Stored data
****

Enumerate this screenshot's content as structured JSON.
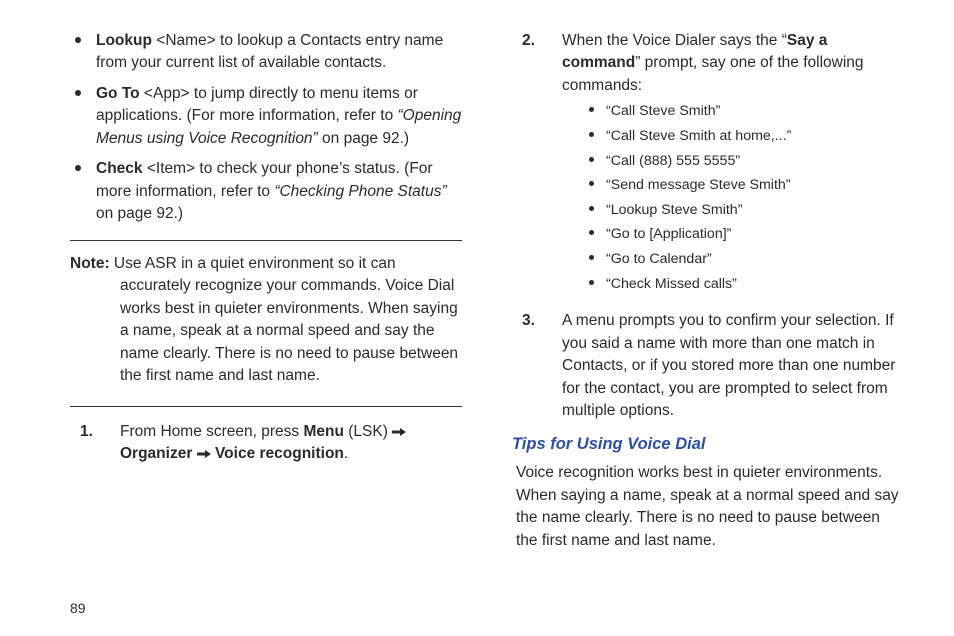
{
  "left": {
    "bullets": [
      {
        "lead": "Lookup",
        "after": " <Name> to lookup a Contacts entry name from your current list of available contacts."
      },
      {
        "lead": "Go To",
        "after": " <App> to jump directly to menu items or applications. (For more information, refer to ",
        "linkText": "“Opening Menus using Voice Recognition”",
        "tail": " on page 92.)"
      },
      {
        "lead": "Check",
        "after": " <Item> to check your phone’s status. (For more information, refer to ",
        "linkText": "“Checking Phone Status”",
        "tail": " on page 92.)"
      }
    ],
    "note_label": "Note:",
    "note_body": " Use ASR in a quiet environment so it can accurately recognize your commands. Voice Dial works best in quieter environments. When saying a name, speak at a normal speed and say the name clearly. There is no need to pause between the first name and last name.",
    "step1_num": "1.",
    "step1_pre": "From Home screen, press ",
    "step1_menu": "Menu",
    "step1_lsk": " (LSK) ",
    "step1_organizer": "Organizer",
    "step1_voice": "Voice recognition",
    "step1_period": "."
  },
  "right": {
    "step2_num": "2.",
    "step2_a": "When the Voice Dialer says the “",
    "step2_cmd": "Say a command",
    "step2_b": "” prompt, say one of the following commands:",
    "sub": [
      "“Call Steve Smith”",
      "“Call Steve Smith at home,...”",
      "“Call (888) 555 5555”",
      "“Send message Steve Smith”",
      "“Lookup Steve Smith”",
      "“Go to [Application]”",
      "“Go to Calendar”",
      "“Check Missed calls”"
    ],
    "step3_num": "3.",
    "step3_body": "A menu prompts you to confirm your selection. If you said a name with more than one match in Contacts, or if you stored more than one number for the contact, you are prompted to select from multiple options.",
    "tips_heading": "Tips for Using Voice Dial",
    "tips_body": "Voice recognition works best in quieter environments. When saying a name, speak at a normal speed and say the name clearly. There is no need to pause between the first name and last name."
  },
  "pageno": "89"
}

****

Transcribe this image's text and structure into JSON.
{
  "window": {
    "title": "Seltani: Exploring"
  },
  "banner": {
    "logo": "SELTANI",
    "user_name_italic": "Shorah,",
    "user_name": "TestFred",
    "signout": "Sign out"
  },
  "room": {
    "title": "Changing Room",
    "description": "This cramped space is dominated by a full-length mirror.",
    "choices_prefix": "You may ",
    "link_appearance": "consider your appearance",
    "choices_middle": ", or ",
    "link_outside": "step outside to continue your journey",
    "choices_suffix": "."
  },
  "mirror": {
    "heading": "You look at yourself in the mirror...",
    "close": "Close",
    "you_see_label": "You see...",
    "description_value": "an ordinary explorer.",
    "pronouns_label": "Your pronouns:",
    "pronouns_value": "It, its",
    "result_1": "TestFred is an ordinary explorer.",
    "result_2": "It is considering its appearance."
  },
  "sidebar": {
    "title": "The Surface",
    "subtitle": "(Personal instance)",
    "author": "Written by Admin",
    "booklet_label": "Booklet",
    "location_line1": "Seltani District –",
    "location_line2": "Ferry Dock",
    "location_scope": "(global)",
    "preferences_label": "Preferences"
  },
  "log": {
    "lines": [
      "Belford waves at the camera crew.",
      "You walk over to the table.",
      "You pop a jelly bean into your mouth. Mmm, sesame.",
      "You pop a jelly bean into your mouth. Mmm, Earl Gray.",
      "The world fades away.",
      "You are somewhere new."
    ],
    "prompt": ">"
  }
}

****

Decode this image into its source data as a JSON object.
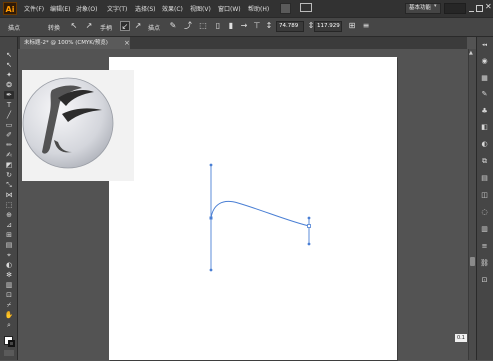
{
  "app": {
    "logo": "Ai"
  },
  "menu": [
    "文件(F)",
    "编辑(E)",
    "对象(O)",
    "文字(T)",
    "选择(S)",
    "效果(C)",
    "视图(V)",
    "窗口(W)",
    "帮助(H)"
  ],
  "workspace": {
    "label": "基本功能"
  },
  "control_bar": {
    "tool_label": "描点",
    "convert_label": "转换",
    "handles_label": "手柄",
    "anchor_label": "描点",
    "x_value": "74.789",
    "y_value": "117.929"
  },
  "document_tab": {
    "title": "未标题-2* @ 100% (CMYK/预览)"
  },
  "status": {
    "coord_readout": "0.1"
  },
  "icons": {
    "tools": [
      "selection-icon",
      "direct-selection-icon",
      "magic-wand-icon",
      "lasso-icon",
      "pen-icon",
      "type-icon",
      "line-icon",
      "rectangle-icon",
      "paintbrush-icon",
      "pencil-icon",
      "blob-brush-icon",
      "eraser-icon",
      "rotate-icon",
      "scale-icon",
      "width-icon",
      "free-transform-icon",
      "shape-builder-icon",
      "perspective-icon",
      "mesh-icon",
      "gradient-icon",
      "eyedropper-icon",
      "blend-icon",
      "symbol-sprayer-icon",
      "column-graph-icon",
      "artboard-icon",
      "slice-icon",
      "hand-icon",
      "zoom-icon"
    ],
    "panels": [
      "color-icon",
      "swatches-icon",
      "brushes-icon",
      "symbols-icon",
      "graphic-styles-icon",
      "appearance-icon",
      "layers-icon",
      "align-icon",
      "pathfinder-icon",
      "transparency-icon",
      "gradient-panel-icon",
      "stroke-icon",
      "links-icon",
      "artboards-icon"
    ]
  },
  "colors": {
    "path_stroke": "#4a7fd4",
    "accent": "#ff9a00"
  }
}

****

:: DESCRIPTION OF THE TASK ::
Find every line containing the word "information", then give the total and nothing more.

:: RESULT ::
2